Dominic Grieve calls no-deal prorogation ‘end of democracy’

Dominic Grieve. Picture: SHAUN CURRY/AFP/Getty Images

Dominic Grieve. Picture: SHAUN CURRY/AFP/Getty Images - Credit: AFP/Getty Images

A Conservative Remainer MP has defended his bid to prevent the prorogation of parliament to bring about a no-deal Brexit, saying the controversial move would be 'the end of democracy'.

Dominic Grieve made a fierce attack on this use of prorogation, saying: "The idea that it is constitutionally proper to prorogue parliament as a device for bringing about a no-deal Brexit is outrageous," he told BBC Radio 4's Today programme. "I have never come across a more extraordinary suggestion."

His comments come after he tabled an amendment to the Northern Ireland Bill, which would require parliament to be in session on several occasions between now and December, as well as ensuring ministers give fortnightly updates on Northern Ireland.

The bill, which the speaker of the house could still block, would effectively prevent prorogation in that period.

> _Required actions_:
1/ On which program did Dominic Grieve speak, according to the Dominic Grieve article?
2/ Extend the Dominic Grieve article with a few more paragraphs, picking up right after its final sentence.
The data placed after this point plays no part in the work.

> _Collected material_:
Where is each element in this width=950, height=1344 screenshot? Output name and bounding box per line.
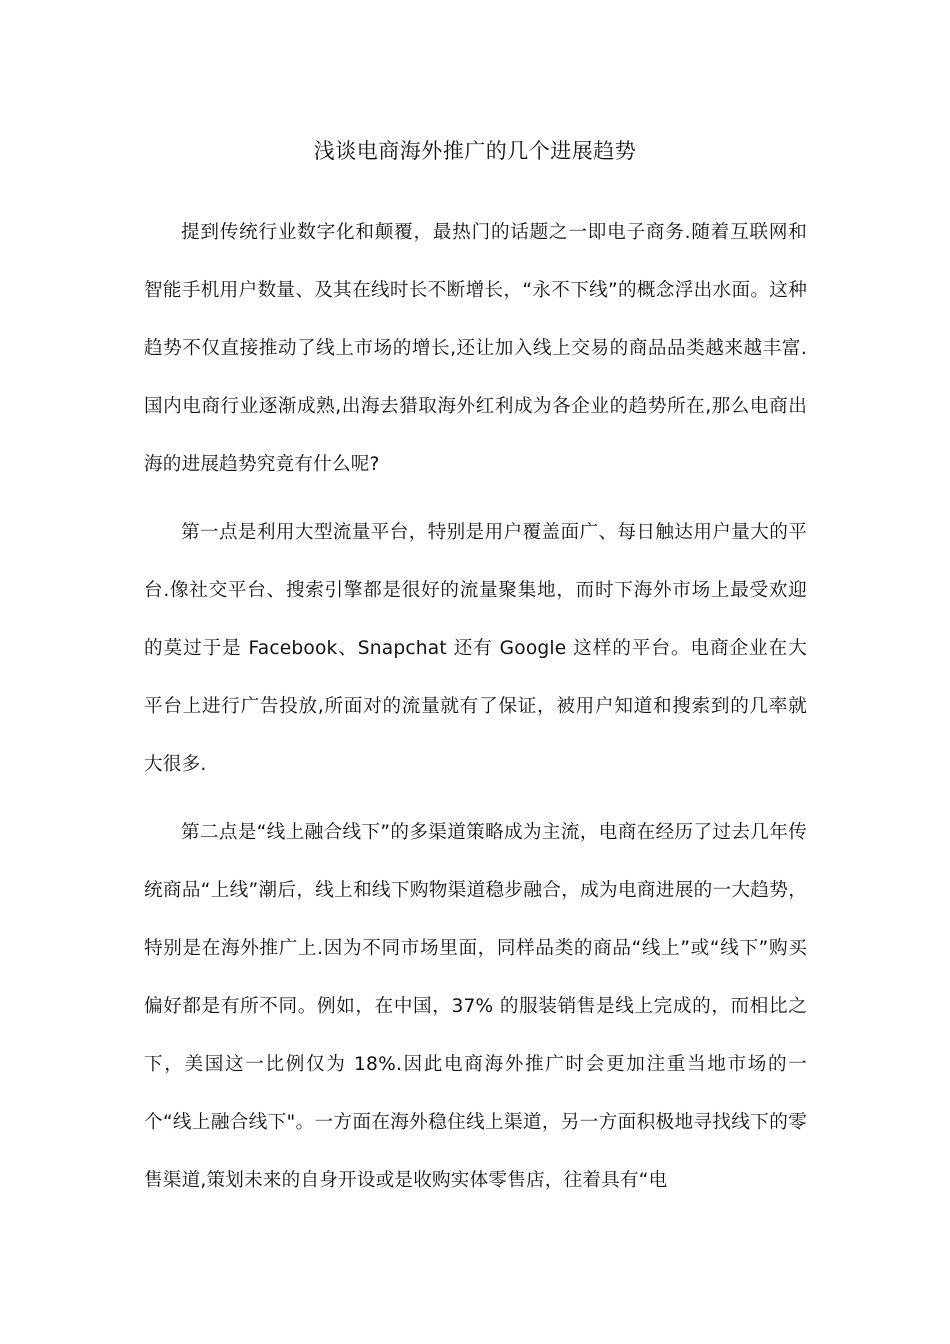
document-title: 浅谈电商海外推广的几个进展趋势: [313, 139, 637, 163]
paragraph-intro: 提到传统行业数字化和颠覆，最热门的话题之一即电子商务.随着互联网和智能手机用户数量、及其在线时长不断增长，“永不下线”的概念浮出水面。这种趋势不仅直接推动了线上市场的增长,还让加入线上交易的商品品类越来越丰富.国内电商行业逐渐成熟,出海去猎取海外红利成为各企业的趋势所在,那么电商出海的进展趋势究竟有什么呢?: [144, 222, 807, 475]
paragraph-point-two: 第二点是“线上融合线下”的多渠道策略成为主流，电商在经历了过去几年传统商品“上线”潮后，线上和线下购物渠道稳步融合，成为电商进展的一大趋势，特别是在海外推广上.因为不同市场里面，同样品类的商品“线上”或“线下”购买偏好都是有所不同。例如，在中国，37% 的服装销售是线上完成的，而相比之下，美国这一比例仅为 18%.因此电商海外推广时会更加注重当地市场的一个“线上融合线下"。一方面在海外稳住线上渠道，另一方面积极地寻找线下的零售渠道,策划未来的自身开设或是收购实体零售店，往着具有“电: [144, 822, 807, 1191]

> _Answers in order_:
1/ BBC Radio 4's Today programme.

2/
READ: Dominic Grieve launches new bid to block no-deal BrexitBoris Johnson, front-runner in the Tory leadership race and likely next prime minister, has repeatedly refused to rule out the move as he aims at taking the UK out of the European Union "do or die" on October 31.

Grieve added: "[...] If you decide that parliament is an inconvenience, when in fact it is the place where democratic legitimacy lies in our constitution and therefore it's acceptable to get rid of it for a period because it might otherwise prevent you from doing something which parliament would prevent, then it's the end of democracy."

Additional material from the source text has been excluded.